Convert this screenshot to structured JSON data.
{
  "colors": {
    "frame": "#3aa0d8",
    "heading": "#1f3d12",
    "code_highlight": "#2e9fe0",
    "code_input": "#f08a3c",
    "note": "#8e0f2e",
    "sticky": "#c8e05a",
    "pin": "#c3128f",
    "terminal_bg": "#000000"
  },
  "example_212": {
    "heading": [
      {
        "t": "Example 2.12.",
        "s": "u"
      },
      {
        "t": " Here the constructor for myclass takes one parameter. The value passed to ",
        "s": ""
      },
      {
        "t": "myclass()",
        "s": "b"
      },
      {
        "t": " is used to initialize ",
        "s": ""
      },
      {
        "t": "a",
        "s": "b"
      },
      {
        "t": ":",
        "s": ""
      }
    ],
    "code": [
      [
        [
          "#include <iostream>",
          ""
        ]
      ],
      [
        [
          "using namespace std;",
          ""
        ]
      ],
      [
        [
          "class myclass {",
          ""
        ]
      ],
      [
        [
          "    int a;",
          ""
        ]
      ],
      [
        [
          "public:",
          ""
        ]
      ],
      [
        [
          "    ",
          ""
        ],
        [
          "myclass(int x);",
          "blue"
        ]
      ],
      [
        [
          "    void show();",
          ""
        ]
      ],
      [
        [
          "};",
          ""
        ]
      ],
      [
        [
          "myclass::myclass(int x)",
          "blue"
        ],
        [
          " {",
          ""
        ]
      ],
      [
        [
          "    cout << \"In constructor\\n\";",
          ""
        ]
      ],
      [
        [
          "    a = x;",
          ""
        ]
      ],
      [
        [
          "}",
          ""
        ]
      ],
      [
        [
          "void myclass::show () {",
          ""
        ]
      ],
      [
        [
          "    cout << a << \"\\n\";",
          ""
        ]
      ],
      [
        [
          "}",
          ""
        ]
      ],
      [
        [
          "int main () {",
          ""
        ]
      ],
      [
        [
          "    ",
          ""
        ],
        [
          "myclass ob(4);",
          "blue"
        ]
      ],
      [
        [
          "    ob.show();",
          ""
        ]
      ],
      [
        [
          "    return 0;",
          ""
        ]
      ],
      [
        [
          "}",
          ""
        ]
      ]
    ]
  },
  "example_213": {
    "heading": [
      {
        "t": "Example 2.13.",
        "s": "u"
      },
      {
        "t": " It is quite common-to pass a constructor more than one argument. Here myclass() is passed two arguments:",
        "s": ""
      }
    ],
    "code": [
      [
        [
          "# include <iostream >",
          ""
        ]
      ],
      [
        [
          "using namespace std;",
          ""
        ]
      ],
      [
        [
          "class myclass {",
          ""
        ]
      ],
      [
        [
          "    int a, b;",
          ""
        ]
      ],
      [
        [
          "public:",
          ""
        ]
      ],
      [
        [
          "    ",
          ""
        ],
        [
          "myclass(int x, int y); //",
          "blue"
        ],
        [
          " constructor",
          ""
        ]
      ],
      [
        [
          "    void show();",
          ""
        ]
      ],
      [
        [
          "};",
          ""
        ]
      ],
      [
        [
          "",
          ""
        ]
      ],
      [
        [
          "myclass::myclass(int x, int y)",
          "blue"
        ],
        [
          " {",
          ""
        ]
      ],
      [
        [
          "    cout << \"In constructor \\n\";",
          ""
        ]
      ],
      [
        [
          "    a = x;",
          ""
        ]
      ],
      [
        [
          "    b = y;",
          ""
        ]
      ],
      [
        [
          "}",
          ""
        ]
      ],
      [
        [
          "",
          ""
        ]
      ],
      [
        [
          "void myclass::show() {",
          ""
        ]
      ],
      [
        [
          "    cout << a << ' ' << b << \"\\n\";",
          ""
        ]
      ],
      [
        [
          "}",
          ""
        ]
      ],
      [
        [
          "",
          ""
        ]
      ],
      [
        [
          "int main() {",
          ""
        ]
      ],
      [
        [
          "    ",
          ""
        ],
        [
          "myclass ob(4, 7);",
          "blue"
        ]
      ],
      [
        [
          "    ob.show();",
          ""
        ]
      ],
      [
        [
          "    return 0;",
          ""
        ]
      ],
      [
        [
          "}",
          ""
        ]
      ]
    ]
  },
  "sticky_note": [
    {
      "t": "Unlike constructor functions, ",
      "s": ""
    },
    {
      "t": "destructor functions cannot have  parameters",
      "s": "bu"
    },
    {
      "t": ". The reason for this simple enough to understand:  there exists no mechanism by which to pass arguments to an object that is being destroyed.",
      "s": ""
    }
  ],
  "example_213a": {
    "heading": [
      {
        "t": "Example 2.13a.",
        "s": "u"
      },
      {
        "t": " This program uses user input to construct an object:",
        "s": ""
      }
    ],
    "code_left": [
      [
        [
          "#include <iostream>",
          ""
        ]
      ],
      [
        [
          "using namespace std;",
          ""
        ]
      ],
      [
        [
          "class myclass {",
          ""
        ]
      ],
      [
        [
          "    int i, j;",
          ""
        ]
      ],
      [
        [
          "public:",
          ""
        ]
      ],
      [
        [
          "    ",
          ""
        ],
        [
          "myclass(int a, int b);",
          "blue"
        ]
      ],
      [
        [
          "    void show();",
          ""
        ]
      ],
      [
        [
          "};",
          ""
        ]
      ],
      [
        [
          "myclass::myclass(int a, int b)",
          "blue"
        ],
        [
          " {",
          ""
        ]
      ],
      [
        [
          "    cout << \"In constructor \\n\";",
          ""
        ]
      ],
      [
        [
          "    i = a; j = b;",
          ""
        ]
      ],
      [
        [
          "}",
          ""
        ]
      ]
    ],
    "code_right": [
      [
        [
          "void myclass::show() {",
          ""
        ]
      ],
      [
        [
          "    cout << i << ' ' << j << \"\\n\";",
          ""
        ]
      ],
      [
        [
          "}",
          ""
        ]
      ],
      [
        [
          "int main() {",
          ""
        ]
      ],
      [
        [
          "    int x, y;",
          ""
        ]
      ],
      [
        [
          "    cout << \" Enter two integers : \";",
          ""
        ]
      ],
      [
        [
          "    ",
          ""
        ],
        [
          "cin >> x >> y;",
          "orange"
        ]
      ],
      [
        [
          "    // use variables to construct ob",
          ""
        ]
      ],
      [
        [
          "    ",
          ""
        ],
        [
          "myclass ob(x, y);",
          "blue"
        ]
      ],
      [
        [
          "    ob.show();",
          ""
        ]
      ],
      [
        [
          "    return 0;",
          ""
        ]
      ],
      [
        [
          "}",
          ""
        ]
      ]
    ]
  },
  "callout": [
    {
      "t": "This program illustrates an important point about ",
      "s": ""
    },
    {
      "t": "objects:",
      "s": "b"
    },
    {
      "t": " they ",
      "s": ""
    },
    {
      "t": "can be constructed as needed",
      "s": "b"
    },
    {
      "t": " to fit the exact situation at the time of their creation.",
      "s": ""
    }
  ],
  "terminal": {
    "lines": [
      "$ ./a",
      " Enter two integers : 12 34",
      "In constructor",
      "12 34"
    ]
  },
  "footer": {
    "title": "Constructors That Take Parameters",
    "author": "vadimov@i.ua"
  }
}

----------

- Direction
Return all of the entries exactly as they were supplied.

- Response to the exercise
Convert this screenshot to structured JSON data.
{
  "colors": {
    "frame": "#3aa0d8",
    "heading": "#1f3d12",
    "code_highlight": "#2e9fe0",
    "code_input": "#f08a3c",
    "note": "#8e0f2e",
    "sticky": "#c8e05a",
    "pin": "#c3128f",
    "terminal_bg": "#000000"
  },
  "example_212": {
    "heading": [
      {
        "t": "Example 2.12.",
        "s": "u"
      },
      {
        "t": " Here the constructor for myclass takes one parameter. The value passed to ",
        "s": ""
      },
      {
        "t": "myclass()",
        "s": "b"
      },
      {
        "t": " is used to initialize ",
        "s": ""
      },
      {
        "t": "a",
        "s": "b"
      },
      {
        "t": ":",
        "s": ""
      }
    ],
    "code": [
      [
        [
          "#include <iostream>",
          ""
        ]
      ],
      [
        [
          "using namespace std;",
          ""
        ]
      ],
      [
        [
          "class myclass {",
          ""
        ]
      ],
      [
        [
          "    int a;",
          ""
        ]
      ],
      [
        [
          "public:",
          ""
        ]
      ],
      [
        [
          "    ",
          ""
        ],
        [
          "myclass(int x);",
          "blue"
        ]
      ],
      [
        [
          "    void show();",
          ""
        ]
      ],
      [
        [
          "};",
          ""
        ]
      ],
      [
        [
          "myclass::myclass(int x)",
          "blue"
        ],
        [
          " {",
          ""
        ]
      ],
      [
        [
          "    cout << \"In constructor\\n\";",
          ""
        ]
      ],
      [
        [
          "    a = x;",
          ""
        ]
      ],
      [
        [
          "}",
          ""
        ]
      ],
      [
        [
          "void myclass::show () {",
          ""
        ]
      ],
      [
        [
          "    cout << a << \"\\n\";",
          ""
        ]
      ],
      [
        [
          "}",
          ""
        ]
      ],
      [
        [
          "int main () {",
          ""
        ]
      ],
      [
        [
          "    ",
          ""
        ],
        [
          "myclass ob(4);",
          "blue"
        ]
      ],
      [
        [
          "    ob.show();",
          ""
        ]
      ],
      [
        [
          "    return 0;",
          ""
        ]
      ],
      [
        [
          "}",
          ""
        ]
      ]
    ]
  },
  "example_213": {
    "heading": [
      {
        "t": "Example 2.13.",
        "s": "u"
      },
      {
        "t": " It is quite common-to pass a constructor more than one argument. Here myclass() is passed two arguments:",
        "s": ""
      }
    ],
    "code": [
      [
        [
          "# include <iostream >",
          ""
        ]
      ],
      [
        [
          "using namespace std;",
          ""
        ]
      ],
      [
        [
          "class myclass {",
          ""
        ]
      ],
      [
        [
          "    int a, b;",
          ""
        ]
      ],
      [
        [
          "public:",
          ""
        ]
      ],
      [
        [
          "    ",
          ""
        ],
        [
          "myclass(int x, int y); //",
          "blue"
        ],
        [
          " constructor",
          ""
        ]
      ],
      [
        [
          "    void show();",
          ""
        ]
      ],
      [
        [
          "};",
          ""
        ]
      ],
      [
        [
          "",
          ""
        ]
      ],
      [
        [
          "myclass::myclass(int x, int y)",
          "blue"
        ],
        [
          " {",
          ""
        ]
      ],
      [
        [
          "    cout << \"In constructor \\n\";",
          ""
        ]
      ],
      [
        [
          "    a = x;",
          ""
        ]
      ],
      [
        [
          "    b = y;",
          ""
        ]
      ],
      [
        [
          "}",
          ""
        ]
      ],
      [
        [
          "",
          ""
        ]
      ],
      [
        [
          "void myclass::show() {",
          ""
        ]
      ],
      [
        [
          "    cout << a << ' ' << b << \"\\n\";",
          ""
        ]
      ],
      [
        [
          "}",
          ""
        ]
      ],
      [
        [
          "",
          ""
        ]
      ],
      [
        [
          "int main() {",
          ""
        ]
      ],
      [
        [
          "    ",
          ""
        ],
        [
          "myclass ob(4, 7);",
          "blue"
        ]
      ],
      [
        [
          "    ob.show();",
          ""
        ]
      ],
      [
        [
          "    return 0;",
          ""
        ]
      ],
      [
        [
          "}",
          ""
        ]
      ]
    ]
  },
  "sticky_note": [
    {
      "t": "Unlike constructor functions, ",
      "s": ""
    },
    {
      "t": "destructor functions cannot have  parameters",
      "s": "bu"
    },
    {
      "t": ". The reason for this simple enough to understand:  there exists no mechanism by which to pass arguments to an object that is being destroyed.",
      "s": ""
    }
  ],
  "example_213a": {
    "heading": [
      {
        "t": "Example 2.13a.",
        "s": "u"
      },
      {
        "t": " This program uses user input to construct an object:",
        "s": ""
      }
    ],
    "code_left": [
      [
        [
          "#include <iostream>",
          ""
        ]
      ],
      [
        [
          "using namespace std;",
          ""
        ]
      ],
      [
        [
          "class myclass {",
          ""
        ]
      ],
      [
        [
          "    int i, j;",
          ""
        ]
      ],
      [
        [
          "public:",
          ""
        ]
      ],
      [
        [
          "    ",
          ""
        ],
        [
          "myclass(int a, int b);",
          "blue"
        ]
      ],
      [
        [
          "    void show();",
          ""
        ]
      ],
      [
        [
          "};",
          ""
        ]
      ],
      [
        [
          "myclass::myclass(int a, int b)",
          "blue"
        ],
        [
          " {",
          ""
        ]
      ],
      [
        [
          "    cout << \"In constructor \\n\";",
          ""
        ]
      ],
      [
        [
          "    i = a; j = b;",
          ""
        ]
      ],
      [
        [
          "}",
          ""
        ]
      ]
    ],
    "code_right": [
      [
        [
          "void myclass::show() {",
          ""
        ]
      ],
      [
        [
          "    cout << i << ' ' << j << \"\\n\";",
          ""
        ]
      ],
      [
        [
          "}",
          ""
        ]
      ],
      [
        [
          "int main() {",
          ""
        ]
      ],
      [
        [
          "    int x, y;",
          ""
        ]
      ],
      [
        [
          "    cout << \" Enter two integers : \";",
          ""
        ]
      ],
      [
        [
          "    ",
          ""
        ],
        [
          "cin >> x >> y;",
          "orange"
        ]
      ],
      [
        [
          "    // use variables to construct ob",
          ""
        ]
      ],
      [
        [
          "    ",
          ""
        ],
        [
          "myclass ob(x, y);",
          "blue"
        ]
      ],
      [
        [
          "    ob.show();",
          ""
        ]
      ],
      [
        [
          "    return 0;",
          ""
        ]
      ],
      [
        [
          "}",
          ""
        ]
      ]
    ]
  },
  "callout": [
    {
      "t": "This program illustrates an important point about ",
      "s": ""
    },
    {
      "t": "objects:",
      "s": "b"
    },
    {
      "t": " they ",
      "s": ""
    },
    {
      "t": "can be constructed as needed",
      "s": "b"
    },
    {
      "t": " to fit the exact situation at the time of their creation.",
      "s": ""
    }
  ],
  "terminal": {
    "lines": [
      "$ ./a",
      " Enter two integers : 12 34",
      "In constructor",
      "12 34"
    ]
  },
  "footer": {
    "title": "Constructors That Take Parameters",
    "author": "vadimov@i.ua"
  }
}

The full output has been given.